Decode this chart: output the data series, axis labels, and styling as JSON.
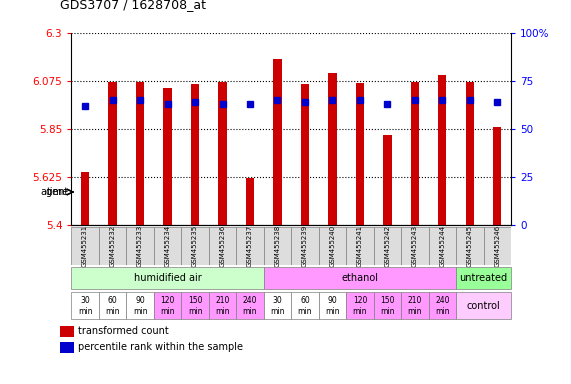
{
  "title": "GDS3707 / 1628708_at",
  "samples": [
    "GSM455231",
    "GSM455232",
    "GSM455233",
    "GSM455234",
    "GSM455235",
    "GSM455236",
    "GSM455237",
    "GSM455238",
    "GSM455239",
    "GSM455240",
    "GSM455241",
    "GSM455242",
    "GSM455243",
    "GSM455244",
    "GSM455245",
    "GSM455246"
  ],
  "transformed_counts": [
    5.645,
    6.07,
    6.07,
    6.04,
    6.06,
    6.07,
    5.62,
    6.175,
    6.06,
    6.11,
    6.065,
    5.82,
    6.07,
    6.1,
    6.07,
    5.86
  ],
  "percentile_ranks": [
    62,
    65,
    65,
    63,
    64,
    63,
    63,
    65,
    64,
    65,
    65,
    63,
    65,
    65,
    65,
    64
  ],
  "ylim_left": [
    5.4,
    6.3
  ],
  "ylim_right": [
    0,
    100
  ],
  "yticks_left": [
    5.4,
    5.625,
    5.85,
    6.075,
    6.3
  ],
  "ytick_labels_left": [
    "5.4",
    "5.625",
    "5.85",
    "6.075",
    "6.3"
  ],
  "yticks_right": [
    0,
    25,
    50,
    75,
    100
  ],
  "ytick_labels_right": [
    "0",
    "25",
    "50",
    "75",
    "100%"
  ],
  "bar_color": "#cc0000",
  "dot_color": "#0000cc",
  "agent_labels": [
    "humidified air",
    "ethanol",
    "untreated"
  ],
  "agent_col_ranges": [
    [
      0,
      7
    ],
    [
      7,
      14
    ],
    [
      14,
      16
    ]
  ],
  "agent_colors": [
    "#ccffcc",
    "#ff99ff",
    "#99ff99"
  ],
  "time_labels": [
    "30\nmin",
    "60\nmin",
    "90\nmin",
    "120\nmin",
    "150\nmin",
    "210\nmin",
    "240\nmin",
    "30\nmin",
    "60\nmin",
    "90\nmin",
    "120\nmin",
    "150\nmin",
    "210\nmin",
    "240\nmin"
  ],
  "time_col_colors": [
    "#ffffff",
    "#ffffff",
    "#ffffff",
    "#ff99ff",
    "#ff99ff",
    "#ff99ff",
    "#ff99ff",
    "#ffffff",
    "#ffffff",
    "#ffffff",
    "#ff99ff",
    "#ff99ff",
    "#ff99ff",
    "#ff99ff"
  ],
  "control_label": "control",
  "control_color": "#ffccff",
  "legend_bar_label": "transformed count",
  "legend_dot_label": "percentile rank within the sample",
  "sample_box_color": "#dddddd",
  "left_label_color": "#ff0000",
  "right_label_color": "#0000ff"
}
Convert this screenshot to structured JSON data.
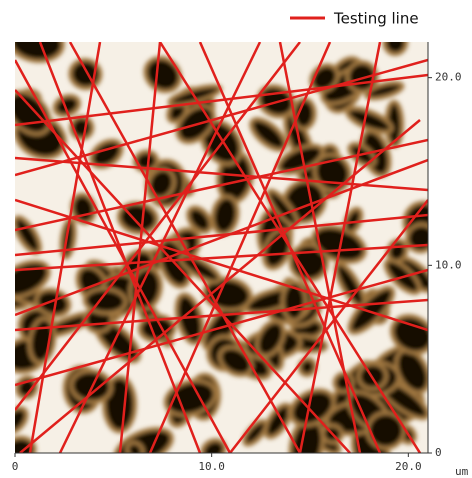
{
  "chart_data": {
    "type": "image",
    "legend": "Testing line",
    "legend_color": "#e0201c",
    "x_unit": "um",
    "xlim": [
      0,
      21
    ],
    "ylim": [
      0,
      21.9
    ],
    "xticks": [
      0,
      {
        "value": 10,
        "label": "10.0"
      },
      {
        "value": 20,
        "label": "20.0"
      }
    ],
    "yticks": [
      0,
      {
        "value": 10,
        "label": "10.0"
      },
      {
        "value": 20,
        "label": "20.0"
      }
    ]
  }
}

==*==

#### [To do]
How many lines in the records hold the string "this"? Reply with the number alone.

#### [Answer below]
2